Extracts from a graphics dataset
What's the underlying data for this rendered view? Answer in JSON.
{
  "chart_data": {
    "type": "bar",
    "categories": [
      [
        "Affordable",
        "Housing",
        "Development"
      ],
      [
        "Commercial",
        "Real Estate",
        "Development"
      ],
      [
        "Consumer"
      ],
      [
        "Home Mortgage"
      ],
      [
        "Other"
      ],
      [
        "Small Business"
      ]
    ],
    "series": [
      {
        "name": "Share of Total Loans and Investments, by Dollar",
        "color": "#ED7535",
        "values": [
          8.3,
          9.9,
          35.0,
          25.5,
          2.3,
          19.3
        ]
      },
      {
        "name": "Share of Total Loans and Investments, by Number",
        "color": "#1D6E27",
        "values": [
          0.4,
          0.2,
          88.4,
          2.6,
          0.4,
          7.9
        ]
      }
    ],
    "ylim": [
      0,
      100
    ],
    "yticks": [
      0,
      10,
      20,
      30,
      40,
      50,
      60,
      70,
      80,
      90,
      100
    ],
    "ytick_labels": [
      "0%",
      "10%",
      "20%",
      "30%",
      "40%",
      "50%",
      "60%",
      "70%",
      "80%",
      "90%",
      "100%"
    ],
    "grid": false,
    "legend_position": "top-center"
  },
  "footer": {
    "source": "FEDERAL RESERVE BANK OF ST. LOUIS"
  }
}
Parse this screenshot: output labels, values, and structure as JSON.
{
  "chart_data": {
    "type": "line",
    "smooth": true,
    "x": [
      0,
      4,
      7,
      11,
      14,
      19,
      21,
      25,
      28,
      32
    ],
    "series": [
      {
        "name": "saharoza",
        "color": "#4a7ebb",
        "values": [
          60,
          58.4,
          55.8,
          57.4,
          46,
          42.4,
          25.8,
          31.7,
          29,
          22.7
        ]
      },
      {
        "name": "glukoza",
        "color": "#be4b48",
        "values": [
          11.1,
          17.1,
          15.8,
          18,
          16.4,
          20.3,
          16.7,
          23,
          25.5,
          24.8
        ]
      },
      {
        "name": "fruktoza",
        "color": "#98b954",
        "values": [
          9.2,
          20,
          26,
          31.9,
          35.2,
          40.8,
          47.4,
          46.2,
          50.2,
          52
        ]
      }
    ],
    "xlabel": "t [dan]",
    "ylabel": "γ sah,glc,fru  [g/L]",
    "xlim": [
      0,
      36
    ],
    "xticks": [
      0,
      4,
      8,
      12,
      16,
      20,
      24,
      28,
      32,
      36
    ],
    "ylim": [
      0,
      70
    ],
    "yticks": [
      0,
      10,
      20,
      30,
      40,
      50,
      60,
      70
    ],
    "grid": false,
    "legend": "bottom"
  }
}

[WHAT IS ASKED]:
Search the listing for the string "Share". Copy each line where it turns up.

[FULL ANSWER]:
        "name": "Share of Total Loans and Investments, by Dollar",
        "name": "Share of Total Loans and Investments, by Number",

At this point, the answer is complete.